── Provided records

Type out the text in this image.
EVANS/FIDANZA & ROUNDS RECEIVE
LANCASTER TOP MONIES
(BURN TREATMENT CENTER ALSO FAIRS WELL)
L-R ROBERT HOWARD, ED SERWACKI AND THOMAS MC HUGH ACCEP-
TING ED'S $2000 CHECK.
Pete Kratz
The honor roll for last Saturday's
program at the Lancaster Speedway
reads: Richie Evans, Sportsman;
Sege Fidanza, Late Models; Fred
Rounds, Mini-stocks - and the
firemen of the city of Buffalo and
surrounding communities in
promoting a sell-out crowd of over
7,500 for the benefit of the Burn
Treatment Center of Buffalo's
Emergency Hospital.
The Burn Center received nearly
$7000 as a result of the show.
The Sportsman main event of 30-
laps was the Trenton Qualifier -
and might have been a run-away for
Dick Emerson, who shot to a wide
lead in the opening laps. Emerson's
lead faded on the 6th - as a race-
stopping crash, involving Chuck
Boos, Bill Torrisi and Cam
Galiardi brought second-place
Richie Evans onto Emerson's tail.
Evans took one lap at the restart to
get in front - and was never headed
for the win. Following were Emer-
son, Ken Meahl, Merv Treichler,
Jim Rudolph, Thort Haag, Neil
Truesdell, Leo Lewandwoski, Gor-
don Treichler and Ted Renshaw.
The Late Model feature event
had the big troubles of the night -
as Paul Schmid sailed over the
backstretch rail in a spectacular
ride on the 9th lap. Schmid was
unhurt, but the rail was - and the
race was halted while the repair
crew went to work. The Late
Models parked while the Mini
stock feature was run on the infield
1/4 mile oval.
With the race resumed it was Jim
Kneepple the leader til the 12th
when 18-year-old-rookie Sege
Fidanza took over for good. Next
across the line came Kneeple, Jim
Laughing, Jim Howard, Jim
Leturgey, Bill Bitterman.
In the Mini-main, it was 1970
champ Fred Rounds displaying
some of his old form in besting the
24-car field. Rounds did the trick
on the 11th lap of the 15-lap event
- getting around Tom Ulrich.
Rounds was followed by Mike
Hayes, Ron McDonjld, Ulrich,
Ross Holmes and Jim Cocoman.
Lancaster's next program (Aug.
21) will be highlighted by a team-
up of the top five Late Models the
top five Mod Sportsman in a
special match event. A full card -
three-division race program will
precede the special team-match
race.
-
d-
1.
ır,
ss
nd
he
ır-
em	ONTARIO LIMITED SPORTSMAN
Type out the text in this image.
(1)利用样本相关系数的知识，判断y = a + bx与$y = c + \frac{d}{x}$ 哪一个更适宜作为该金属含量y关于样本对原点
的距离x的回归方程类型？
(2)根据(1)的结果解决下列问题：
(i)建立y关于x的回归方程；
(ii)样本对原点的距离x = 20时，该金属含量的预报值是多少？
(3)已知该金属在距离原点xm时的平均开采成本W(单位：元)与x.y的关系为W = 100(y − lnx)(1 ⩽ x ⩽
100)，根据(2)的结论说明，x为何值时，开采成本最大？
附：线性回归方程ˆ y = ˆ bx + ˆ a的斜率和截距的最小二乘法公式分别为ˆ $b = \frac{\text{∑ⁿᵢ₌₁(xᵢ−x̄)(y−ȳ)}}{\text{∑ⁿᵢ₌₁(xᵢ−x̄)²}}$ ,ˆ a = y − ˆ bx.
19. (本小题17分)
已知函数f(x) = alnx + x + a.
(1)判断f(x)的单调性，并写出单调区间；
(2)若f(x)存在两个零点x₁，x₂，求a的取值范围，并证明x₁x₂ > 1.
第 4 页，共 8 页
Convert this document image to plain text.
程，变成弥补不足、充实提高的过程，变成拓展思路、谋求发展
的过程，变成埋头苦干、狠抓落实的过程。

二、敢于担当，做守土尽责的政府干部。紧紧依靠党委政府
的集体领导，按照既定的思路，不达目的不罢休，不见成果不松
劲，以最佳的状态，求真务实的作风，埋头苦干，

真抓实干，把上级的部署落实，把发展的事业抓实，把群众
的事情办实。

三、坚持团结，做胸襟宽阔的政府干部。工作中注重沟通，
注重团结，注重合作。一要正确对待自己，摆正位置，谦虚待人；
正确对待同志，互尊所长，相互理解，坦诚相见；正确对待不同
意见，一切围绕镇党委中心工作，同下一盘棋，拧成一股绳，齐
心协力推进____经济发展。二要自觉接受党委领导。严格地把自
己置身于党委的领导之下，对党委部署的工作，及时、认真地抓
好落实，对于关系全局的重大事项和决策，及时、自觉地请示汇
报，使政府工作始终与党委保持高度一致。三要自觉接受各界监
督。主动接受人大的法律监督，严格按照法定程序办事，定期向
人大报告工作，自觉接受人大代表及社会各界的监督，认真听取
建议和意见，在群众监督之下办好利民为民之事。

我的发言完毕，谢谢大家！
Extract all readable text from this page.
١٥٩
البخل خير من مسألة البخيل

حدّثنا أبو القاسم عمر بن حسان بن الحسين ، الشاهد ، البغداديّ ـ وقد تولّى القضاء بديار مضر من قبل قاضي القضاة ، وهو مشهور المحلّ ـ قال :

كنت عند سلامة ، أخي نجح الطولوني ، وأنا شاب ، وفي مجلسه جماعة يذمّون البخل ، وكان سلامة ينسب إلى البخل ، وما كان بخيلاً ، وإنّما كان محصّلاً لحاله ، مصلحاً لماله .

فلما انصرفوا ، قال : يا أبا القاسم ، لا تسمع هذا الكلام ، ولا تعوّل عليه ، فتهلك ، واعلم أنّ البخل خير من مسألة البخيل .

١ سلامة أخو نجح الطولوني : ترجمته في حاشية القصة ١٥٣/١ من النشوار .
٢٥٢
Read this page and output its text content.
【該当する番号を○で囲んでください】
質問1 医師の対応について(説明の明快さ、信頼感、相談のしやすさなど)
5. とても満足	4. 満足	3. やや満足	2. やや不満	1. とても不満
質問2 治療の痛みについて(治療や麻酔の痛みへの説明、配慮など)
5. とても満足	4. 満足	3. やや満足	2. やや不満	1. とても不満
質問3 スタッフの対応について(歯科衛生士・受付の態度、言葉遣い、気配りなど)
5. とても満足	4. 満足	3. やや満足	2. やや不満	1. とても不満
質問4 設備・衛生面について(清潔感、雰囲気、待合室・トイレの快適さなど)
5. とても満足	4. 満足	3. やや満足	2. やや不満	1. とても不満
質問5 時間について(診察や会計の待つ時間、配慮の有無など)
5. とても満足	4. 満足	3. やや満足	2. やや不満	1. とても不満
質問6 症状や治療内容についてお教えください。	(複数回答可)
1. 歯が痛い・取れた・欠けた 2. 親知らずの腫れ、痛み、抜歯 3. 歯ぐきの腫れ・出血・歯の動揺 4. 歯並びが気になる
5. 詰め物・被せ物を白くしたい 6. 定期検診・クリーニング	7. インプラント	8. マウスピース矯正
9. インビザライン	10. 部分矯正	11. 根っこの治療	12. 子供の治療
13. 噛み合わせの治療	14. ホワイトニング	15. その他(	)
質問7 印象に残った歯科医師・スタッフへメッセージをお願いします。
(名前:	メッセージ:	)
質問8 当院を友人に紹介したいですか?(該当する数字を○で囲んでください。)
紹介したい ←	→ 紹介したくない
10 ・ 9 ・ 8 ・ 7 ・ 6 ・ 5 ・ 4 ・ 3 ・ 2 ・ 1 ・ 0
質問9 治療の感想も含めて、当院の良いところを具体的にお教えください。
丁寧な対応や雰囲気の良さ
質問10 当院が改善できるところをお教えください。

────

_Brief_
What number of lines in the records contain the word "team"? Answer with that number alone.

_Answer to this problem_
2